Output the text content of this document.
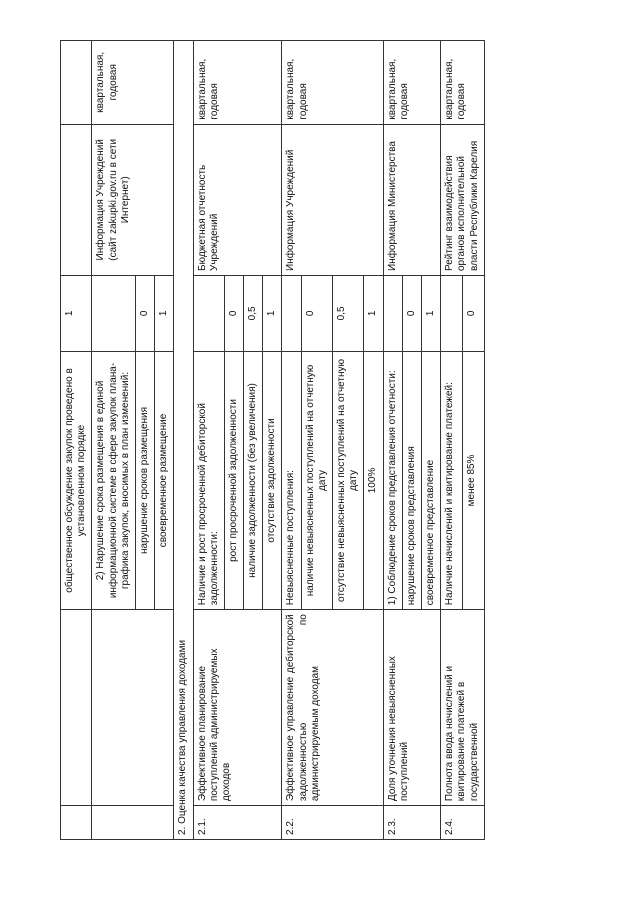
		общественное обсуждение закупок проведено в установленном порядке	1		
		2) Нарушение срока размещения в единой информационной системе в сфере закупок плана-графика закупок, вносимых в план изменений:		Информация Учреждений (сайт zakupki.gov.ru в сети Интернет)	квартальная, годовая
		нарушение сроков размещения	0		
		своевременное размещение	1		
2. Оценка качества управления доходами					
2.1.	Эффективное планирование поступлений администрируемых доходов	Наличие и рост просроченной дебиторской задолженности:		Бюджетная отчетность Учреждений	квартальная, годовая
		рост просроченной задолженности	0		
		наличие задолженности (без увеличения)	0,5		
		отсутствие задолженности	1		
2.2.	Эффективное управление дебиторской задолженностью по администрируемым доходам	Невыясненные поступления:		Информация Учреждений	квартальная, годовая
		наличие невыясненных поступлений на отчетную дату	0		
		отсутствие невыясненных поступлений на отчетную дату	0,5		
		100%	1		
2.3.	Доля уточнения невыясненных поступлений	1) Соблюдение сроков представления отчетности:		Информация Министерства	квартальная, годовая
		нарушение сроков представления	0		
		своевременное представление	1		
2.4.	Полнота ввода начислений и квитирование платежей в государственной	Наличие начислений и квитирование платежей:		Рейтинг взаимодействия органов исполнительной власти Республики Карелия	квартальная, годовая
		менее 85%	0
----
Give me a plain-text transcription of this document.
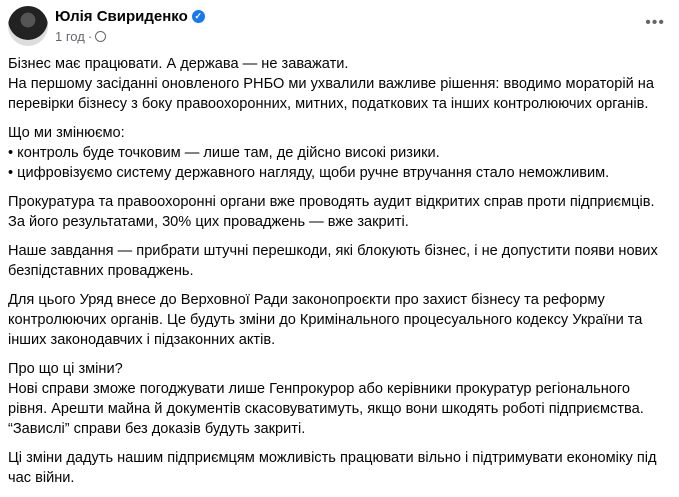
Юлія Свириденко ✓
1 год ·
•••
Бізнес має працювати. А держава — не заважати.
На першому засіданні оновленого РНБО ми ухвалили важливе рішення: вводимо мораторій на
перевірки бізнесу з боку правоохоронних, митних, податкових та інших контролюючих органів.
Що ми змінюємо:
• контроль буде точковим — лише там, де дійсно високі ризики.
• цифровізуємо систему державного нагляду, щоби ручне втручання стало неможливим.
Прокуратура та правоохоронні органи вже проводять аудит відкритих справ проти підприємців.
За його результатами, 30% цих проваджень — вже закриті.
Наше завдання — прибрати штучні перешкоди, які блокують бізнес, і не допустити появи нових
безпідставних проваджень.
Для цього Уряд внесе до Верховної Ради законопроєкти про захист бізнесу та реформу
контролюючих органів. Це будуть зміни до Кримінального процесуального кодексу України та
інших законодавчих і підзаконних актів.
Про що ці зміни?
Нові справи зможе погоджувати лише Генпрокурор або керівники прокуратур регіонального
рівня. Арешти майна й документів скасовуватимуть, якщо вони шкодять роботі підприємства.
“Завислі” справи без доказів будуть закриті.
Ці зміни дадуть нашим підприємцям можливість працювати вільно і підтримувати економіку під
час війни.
----
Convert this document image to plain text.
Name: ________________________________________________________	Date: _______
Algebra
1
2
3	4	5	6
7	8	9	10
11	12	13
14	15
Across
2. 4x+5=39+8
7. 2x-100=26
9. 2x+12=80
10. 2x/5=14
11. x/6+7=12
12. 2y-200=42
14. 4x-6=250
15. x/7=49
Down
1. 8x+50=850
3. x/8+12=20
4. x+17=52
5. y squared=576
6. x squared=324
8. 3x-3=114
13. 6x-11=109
----
Using the listing above, list every line in which the string "працювати" occurs.

Response to this task>
Бізнес має працювати. А держава — не заважати.
Ці зміни дадуть нашим підприємцям можливість працювати вільно і підтримувати економіку під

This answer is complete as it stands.